# Start of INPUT ROWS
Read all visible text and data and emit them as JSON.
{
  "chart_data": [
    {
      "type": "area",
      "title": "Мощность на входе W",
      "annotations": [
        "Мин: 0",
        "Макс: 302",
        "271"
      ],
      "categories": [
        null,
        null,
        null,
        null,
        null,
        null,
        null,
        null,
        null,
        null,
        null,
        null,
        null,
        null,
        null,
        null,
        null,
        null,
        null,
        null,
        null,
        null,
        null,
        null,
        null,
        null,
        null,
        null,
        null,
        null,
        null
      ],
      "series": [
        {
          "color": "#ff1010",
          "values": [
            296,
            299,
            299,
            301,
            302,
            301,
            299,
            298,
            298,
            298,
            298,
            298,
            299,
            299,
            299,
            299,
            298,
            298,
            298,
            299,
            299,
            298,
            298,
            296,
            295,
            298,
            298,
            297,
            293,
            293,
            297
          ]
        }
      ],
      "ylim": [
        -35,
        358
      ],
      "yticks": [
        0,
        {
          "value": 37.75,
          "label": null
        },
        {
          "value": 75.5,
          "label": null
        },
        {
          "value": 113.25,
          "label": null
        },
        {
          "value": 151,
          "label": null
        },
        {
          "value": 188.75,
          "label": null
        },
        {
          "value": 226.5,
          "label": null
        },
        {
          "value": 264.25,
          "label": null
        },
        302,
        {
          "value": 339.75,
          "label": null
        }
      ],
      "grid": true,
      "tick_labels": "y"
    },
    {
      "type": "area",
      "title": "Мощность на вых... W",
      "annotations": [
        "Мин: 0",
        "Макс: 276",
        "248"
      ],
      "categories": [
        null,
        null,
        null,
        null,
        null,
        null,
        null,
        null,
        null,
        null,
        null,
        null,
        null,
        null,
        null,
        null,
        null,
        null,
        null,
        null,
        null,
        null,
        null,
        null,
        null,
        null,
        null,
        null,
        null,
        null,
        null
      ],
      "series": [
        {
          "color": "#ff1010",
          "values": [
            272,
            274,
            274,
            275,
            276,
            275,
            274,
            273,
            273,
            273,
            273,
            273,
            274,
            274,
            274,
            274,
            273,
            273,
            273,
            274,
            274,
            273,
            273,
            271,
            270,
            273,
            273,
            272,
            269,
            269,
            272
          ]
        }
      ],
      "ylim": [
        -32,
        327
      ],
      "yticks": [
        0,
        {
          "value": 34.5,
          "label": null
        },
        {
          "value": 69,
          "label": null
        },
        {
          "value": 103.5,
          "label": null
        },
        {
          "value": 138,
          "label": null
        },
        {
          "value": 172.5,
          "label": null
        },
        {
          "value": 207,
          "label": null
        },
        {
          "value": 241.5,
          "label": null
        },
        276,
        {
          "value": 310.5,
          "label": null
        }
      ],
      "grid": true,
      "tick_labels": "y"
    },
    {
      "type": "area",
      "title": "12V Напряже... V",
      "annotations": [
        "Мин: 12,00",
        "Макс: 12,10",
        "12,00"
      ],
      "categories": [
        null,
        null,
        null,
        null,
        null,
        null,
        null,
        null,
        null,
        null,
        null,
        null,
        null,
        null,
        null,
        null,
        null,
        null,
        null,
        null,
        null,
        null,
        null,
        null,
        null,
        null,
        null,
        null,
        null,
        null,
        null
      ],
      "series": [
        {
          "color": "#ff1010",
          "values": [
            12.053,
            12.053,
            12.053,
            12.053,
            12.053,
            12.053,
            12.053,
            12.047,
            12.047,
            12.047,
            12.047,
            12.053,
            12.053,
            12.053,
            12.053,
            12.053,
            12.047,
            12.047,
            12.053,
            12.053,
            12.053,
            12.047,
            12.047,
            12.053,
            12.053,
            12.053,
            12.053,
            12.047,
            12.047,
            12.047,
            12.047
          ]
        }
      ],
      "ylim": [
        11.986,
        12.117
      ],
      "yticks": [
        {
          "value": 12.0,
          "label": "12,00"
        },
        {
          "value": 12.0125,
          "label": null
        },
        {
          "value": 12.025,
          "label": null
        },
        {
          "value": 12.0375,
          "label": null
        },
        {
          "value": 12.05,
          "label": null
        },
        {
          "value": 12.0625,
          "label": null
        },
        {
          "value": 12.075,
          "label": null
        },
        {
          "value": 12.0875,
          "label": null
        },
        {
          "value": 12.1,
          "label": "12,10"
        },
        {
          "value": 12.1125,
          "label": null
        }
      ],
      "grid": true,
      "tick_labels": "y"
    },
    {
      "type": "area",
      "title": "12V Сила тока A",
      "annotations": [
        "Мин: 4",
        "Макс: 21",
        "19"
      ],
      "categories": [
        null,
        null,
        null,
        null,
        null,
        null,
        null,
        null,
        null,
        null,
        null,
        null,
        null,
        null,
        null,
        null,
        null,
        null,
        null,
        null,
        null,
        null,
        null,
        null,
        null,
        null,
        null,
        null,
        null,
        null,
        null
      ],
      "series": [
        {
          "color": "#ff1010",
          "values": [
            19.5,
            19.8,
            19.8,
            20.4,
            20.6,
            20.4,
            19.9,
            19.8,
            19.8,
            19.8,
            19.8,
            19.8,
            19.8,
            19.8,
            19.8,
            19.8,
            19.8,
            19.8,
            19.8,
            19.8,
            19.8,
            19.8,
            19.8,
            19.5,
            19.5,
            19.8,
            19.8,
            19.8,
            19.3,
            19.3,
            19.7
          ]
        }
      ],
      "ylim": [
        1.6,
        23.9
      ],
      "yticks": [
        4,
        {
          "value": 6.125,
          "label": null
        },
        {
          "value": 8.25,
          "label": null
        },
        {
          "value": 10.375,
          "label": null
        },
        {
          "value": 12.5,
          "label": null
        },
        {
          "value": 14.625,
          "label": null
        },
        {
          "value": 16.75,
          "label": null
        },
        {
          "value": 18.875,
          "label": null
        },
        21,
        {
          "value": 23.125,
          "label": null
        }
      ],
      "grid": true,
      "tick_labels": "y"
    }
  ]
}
# End of INPUT ROWS
▶ _AIM_
Set out the complete listing exactly as shown.

▶ _THE RESULT_
Read all visible text and data and emit them as JSON.
{
  "chart_data": [
    {
      "type": "area",
      "title": "Мощность на входе W",
      "annotations": [
        "Мин: 0",
        "Макс: 302",
        "271"
      ],
      "categories": [
        null,
        null,
        null,
        null,
        null,
        null,
        null,
        null,
        null,
        null,
        null,
        null,
        null,
        null,
        null,
        null,
        null,
        null,
        null,
        null,
        null,
        null,
        null,
        null,
        null,
        null,
        null,
        null,
        null,
        null,
        null
      ],
      "series": [
        {
          "color": "#ff1010",
          "values": [
            296,
            299,
            299,
            301,
            302,
            301,
            299,
            298,
            298,
            298,
            298,
            298,
            299,
            299,
            299,
            299,
            298,
            298,
            298,
            299,
            299,
            298,
            298,
            296,
            295,
            298,
            298,
            297,
            293,
            293,
            297
          ]
        }
      ],
      "ylim": [
        -35,
        358
      ],
      "yticks": [
        0,
        {
          "value": 37.75,
          "label": null
        },
        {
          "value": 75.5,
          "label": null
        },
        {
          "value": 113.25,
          "label": null
        },
        {
          "value": 151,
          "label": null
        },
        {
          "value": 188.75,
          "label": null
        },
        {
          "value": 226.5,
          "label": null
        },
        {
          "value": 264.25,
          "label": null
        },
        302,
        {
          "value": 339.75,
          "label": null
        }
      ],
      "grid": true,
      "tick_labels": "y"
    },
    {
      "type": "area",
      "title": "Мощность на вых... W",
      "annotations": [
        "Мин: 0",
        "Макс: 276",
        "248"
      ],
      "categories": [
        null,
        null,
        null,
        null,
        null,
        null,
        null,
        null,
        null,
        null,
        null,
        null,
        null,
        null,
        null,
        null,
        null,
        null,
        null,
        null,
        null,
        null,
        null,
        null,
        null,
        null,
        null,
        null,
        null,
        null,
        null
      ],
      "series": [
        {
          "color": "#ff1010",
          "values": [
            272,
            274,
            274,
            275,
            276,
            275,
            274,
            273,
            273,
            273,
            273,
            273,
            274,
            274,
            274,
            274,
            273,
            273,
            273,
            274,
            274,
            273,
            273,
            271,
            270,
            273,
            273,
            272,
            269,
            269,
            272
          ]
        }
      ],
      "ylim": [
        -32,
        327
      ],
      "yticks": [
        0,
        {
          "value": 34.5,
          "label": null
        },
        {
          "value": 69,
          "label": null
        },
        {
          "value": 103.5,
          "label": null
        },
        {
          "value": 138,
          "label": null
        },
        {
          "value": 172.5,
          "label": null
        },
        {
          "value": 207,
          "label": null
        },
        {
          "value": 241.5,
          "label": null
        },
        276,
        {
          "value": 310.5,
          "label": null
        }
      ],
      "grid": true,
      "tick_labels": "y"
    },
    {
      "type": "area",
      "title": "12V Напряже... V",
      "annotations": [
        "Мин: 12,00",
        "Макс: 12,10",
        "12,00"
      ],
      "categories": [
        null,
        null,
        null,
        null,
        null,
        null,
        null,
        null,
        null,
        null,
        null,
        null,
        null,
        null,
        null,
        null,
        null,
        null,
        null,
        null,
        null,
        null,
        null,
        null,
        null,
        null,
        null,
        null,
        null,
        null,
        null
      ],
      "series": [
        {
          "color": "#ff1010",
          "values": [
            12.053,
            12.053,
            12.053,
            12.053,
            12.053,
            12.053,
            12.053,
            12.047,
            12.047,
            12.047,
            12.047,
            12.053,
            12.053,
            12.053,
            12.053,
            12.053,
            12.047,
            12.047,
            12.053,
            12.053,
            12.053,
            12.047,
            12.047,
            12.053,
            12.053,
            12.053,
            12.053,
            12.047,
            12.047,
            12.047,
            12.047
          ]
        }
      ],
      "ylim": [
        11.986,
        12.117
      ],
      "yticks": [
        {
          "value": 12.0,
          "label": "12,00"
        },
        {
          "value": 12.0125,
          "label": null
        },
        {
          "value": 12.025,
          "label": null
        },
        {
          "value": 12.0375,
          "label": null
        },
        {
          "value": 12.05,
          "label": null
        },
        {
          "value": 12.0625,
          "label": null
        },
        {
          "value": 12.075,
          "label": null
        },
        {
          "value": 12.0875,
          "label": null
        },
        {
          "value": 12.1,
          "label": "12,10"
        },
        {
          "value": 12.1125,
          "label": null
        }
      ],
      "grid": true,
      "tick_labels": "y"
    },
    {
      "type": "area",
      "title": "12V Сила тока A",
      "annotations": [
        "Мин: 4",
        "Макс: 21",
        "19"
      ],
      "categories": [
        null,
        null,
        null,
        null,
        null,
        null,
        null,
        null,
        null,
        null,
        null,
        null,
        null,
        null,
        null,
        null,
        null,
        null,
        null,
        null,
        null,
        null,
        null,
        null,
        null,
        null,
        null,
        null,
        null,
        null,
        null
      ],
      "series": [
        {
          "color": "#ff1010",
          "values": [
            19.5,
            19.8,
            19.8,
            20.4,
            20.6,
            20.4,
            19.9,
            19.8,
            19.8,
            19.8,
            19.8,
            19.8,
            19.8,
            19.8,
            19.8,
            19.8,
            19.8,
            19.8,
            19.8,
            19.8,
            19.8,
            19.8,
            19.8,
            19.5,
            19.5,
            19.8,
            19.8,
            19.8,
            19.3,
            19.3,
            19.7
          ]
        }
      ],
      "ylim": [
        1.6,
        23.9
      ],
      "yticks": [
        4,
        {
          "value": 6.125,
          "label": null
        },
        {
          "value": 8.25,
          "label": null
        },
        {
          "value": 10.375,
          "label": null
        },
        {
          "value": 12.5,
          "label": null
        },
        {
          "value": 14.625,
          "label": null
        },
        {
          "value": 16.75,
          "label": null
        },
        {
          "value": 18.875,
          "label": null
        },
        21,
        {
          "value": 23.125,
          "label": null
        }
      ],
      "grid": true,
      "tick_labels": "y"
    }
  ]
}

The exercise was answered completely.